PROBLEM TO SOLVE: Select every line holding the word "color" and copy it.

EXTRACTED ENTRIES:
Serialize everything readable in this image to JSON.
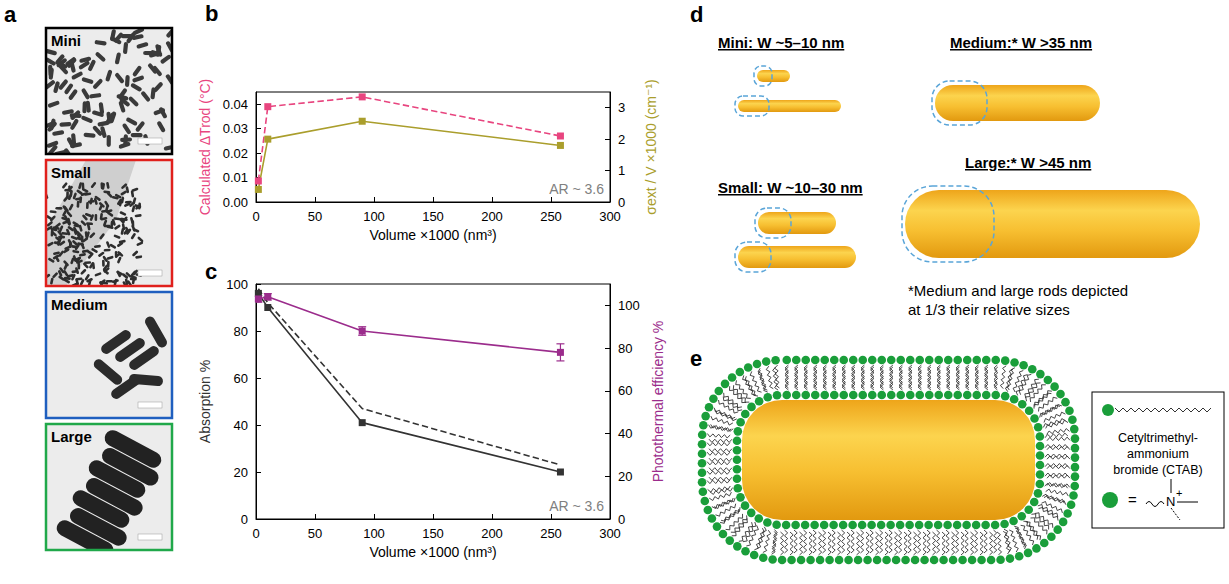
{
  "chart_data": [
    {
      "letter": "b",
      "type": "line",
      "xlabel": "Volume ×1000 (nm³)",
      "ylabel": "Calculated ΔTrod (°C)",
      "y2label": "σext / V ×1000 (cm⁻¹)",
      "annotation": "AR ~ 3.6",
      "x": [
        2,
        10,
        90,
        258
      ],
      "xlim": [
        0,
        300
      ],
      "xticks": [
        0,
        50,
        100,
        150,
        200,
        250,
        300
      ],
      "ylim": [
        0,
        0.045
      ],
      "yticks": [
        {
          "value": 0,
          "label": "0.00"
        },
        {
          "value": 0.01,
          "label": "0.01"
        },
        {
          "value": 0.02,
          "label": "0.02"
        },
        {
          "value": 0.03,
          "label": "0.03"
        },
        {
          "value": 0.04,
          "label": "0.04"
        }
      ],
      "y2lim": [
        0,
        3.5
      ],
      "y2ticks": [
        0,
        1,
        2,
        3
      ],
      "series": [
        {
          "color": "#e8457f",
          "line_style": "dashed",
          "marker": "square",
          "values": [
            0.0086,
            0.039,
            0.043,
            0.027
          ]
        },
        {
          "color": "#aa9e2c",
          "axis": "y2",
          "line_style": "solid",
          "marker": "square",
          "values": [
            0.4,
            2.0,
            2.57,
            1.8
          ]
        }
      ]
    },
    {
      "letter": "c",
      "type": "line",
      "xlabel": "Volume ×1000 (nm³)",
      "ylabel": "Absorption %",
      "y2label": "Photothermal efficiency %",
      "annotation": "AR ~ 3.6",
      "x": [
        2,
        10,
        90,
        258
      ],
      "xlim": [
        0,
        300
      ],
      "xticks": [
        0,
        50,
        100,
        150,
        200,
        250,
        300
      ],
      "ylim": [
        0,
        100
      ],
      "yticks": [
        0,
        20,
        40,
        60,
        80,
        100
      ],
      "y2lim": [
        0,
        110
      ],
      "y2ticks": [
        0,
        20,
        40,
        60,
        80,
        100
      ],
      "series": [
        {
          "color": "#333333",
          "line_style": "solid",
          "marker": "square",
          "values": [
            96,
            90,
            41,
            20
          ]
        },
        {
          "color": "#333333",
          "line_style": "dashed",
          "marker": "none",
          "values": [
            98,
            92,
            47,
            23
          ]
        },
        {
          "color": "#9b2c8c",
          "axis": "y2",
          "line_style": "solid",
          "marker": "square",
          "values": [
            103,
            104,
            88,
            78
          ],
          "errors": [
            1.5,
            1.5,
            2,
            4
          ]
        }
      ]
    }
  ],
  "panel_a": {
    "letter": "a",
    "images": [
      {
        "label": "Mini",
        "color": "#000000"
      },
      {
        "label": "Small",
        "color": "#e0201c"
      },
      {
        "label": "Medium",
        "color": "#1f5fbf"
      },
      {
        "label": "Large",
        "color": "#20a84a"
      }
    ]
  },
  "panel_d": {
    "letter": "d",
    "titles": [
      "Mini: W ~5–10 nm",
      "Small: W ~10–30 nm",
      "Medium:* W >35 nm",
      "Large:* W >45 nm"
    ],
    "note": "*Medium and large rods depicted at 1/3 their relative sizes"
  },
  "panel_e": {
    "letter": "e",
    "legend_lines": [
      "Cetyltrimethyl-",
      "ammonium",
      "bromide (CTAB)"
    ],
    "equals": "=",
    "atom": "N",
    "charge": "+"
  }
}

WRITTEN REPLY:
          "color": "#e8457f",
          "color": "#aa9e2c",
          "color": "#333333",
          "color": "#333333",
          "color": "#9b2c8c",
        "color": "#000000"
        "color": "#e0201c"
        "color": "#1f5fbf"
        "color": "#20a84a"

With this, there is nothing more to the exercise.